> Task brief:
Copy out all lines in the data below containing the string "duration".

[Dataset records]

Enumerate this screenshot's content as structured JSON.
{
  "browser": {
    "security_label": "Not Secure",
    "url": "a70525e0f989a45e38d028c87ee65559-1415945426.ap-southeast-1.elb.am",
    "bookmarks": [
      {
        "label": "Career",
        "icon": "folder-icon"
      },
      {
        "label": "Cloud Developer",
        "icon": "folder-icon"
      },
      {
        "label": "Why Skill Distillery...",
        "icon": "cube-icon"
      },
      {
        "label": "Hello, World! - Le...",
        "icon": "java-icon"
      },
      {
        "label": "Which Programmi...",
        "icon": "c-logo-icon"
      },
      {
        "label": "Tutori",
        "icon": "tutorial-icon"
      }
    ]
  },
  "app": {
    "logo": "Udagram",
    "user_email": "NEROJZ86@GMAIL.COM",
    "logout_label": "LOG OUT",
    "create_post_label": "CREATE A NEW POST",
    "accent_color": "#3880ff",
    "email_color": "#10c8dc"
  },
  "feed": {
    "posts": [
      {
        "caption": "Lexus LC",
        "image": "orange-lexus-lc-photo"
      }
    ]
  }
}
---
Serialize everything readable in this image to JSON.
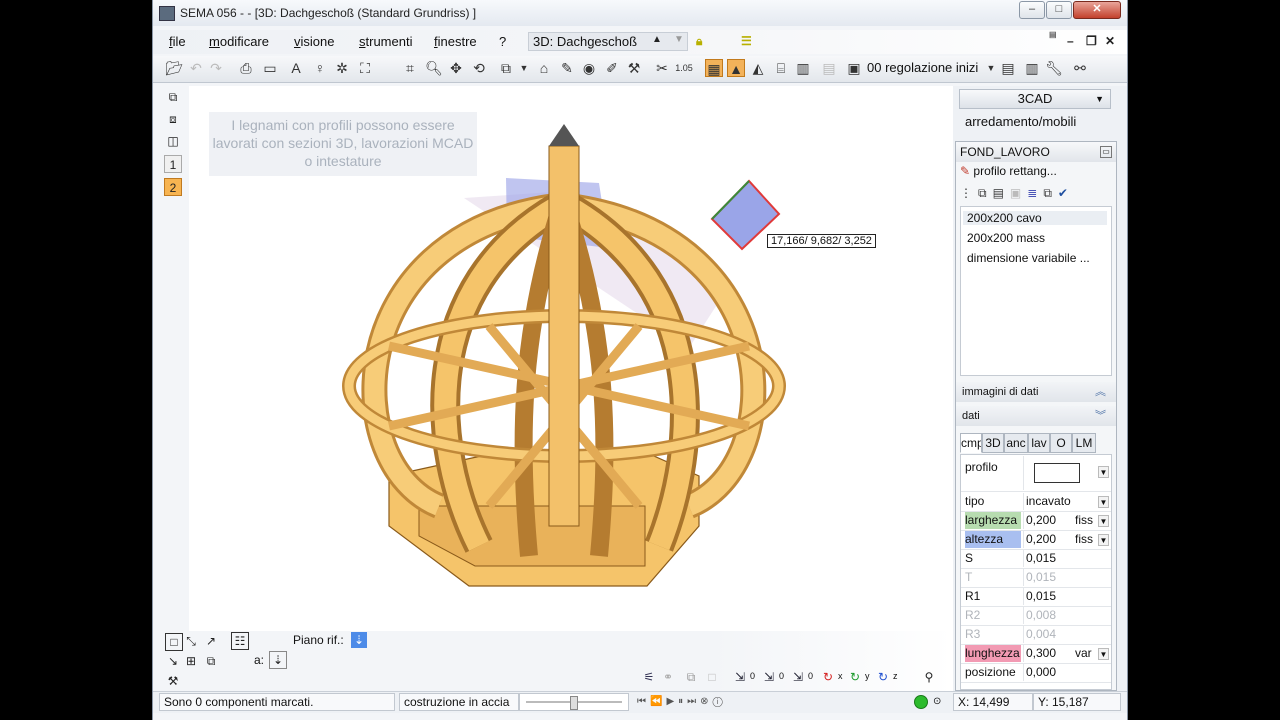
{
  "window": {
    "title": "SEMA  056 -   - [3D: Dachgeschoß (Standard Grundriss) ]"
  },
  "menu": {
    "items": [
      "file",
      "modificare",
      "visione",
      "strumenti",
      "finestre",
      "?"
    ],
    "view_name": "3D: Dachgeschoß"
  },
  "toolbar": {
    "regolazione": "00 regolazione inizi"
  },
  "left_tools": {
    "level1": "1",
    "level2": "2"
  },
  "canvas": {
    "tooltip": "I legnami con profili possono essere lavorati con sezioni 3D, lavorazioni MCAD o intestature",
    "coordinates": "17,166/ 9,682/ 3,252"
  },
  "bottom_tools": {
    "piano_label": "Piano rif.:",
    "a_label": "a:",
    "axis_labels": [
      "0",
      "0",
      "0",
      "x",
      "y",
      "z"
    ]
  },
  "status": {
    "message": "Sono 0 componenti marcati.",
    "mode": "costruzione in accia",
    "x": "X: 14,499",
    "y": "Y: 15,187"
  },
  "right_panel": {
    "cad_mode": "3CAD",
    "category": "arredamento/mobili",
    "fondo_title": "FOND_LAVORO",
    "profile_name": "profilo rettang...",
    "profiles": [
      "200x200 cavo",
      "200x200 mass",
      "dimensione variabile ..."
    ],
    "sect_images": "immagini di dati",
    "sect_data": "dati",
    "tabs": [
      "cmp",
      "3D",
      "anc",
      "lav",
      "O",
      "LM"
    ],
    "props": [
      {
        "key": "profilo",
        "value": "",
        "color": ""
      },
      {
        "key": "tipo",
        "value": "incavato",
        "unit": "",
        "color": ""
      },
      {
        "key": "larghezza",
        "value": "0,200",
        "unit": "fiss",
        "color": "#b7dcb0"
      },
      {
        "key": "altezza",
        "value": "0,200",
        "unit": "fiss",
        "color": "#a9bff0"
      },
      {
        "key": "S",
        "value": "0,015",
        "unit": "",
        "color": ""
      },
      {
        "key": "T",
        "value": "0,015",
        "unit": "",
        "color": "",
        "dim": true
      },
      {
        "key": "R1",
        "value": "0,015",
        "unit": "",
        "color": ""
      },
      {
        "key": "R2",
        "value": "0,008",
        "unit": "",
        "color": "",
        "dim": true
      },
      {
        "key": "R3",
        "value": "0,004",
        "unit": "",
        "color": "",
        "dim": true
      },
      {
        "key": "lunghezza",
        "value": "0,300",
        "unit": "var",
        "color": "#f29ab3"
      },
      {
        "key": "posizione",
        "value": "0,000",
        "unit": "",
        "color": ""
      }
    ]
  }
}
...
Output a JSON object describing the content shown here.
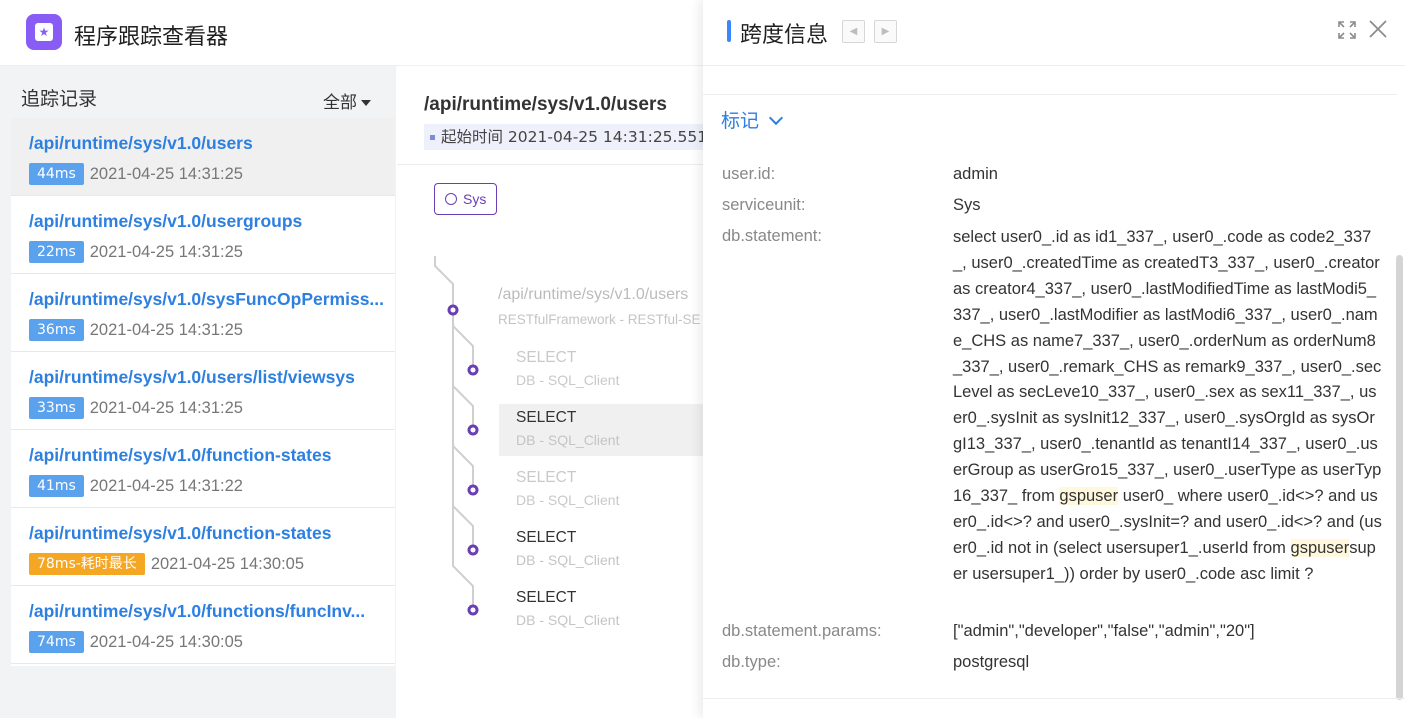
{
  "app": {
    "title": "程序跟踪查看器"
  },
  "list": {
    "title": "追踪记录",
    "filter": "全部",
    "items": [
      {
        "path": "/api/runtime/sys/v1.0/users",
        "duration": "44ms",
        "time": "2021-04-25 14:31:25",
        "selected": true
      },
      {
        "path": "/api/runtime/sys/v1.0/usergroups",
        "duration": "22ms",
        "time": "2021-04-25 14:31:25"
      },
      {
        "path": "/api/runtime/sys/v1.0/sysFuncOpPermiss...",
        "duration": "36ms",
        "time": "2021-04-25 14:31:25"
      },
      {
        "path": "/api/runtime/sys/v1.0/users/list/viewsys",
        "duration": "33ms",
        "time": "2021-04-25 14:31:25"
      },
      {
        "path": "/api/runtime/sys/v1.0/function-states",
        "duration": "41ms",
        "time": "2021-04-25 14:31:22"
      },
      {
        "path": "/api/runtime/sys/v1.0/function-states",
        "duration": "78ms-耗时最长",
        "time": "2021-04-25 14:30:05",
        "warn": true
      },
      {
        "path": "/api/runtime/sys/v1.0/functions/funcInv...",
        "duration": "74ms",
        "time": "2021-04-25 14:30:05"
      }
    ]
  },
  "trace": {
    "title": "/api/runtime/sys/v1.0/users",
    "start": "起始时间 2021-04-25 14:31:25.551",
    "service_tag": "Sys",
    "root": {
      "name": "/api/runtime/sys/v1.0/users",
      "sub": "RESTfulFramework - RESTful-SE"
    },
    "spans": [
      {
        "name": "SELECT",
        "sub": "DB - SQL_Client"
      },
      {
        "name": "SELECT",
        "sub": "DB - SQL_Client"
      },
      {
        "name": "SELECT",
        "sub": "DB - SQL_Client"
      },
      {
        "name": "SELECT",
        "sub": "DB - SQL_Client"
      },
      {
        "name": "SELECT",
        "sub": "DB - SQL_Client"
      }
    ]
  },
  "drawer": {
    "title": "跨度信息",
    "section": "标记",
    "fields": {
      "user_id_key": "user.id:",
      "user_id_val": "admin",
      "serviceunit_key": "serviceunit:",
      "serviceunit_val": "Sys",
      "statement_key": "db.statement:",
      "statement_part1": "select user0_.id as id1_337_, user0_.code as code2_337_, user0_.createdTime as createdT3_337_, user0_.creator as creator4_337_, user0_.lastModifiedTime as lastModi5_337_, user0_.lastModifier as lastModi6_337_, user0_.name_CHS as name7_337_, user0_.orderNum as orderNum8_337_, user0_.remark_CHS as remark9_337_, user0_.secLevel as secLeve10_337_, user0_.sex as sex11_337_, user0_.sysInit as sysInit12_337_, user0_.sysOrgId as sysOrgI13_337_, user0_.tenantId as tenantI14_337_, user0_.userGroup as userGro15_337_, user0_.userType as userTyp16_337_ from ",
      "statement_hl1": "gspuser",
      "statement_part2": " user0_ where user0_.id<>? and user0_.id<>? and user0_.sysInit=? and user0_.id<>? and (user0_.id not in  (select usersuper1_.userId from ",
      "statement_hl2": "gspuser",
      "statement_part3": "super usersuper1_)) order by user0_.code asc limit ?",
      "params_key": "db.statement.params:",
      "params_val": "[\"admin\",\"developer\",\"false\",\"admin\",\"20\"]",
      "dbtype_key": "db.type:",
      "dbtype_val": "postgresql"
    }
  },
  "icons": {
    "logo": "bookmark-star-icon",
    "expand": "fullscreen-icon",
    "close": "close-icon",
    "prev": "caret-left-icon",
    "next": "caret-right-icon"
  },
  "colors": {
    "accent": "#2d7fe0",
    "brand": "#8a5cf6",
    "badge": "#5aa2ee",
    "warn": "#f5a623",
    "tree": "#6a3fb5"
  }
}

> Answer to this task:
        "duration": "44ms",
        "duration": "22ms",
        "duration": "36ms",
        "duration": "33ms",
        "duration": "41ms",
        "duration": "78ms-耗时最长",
        "duration": "74ms",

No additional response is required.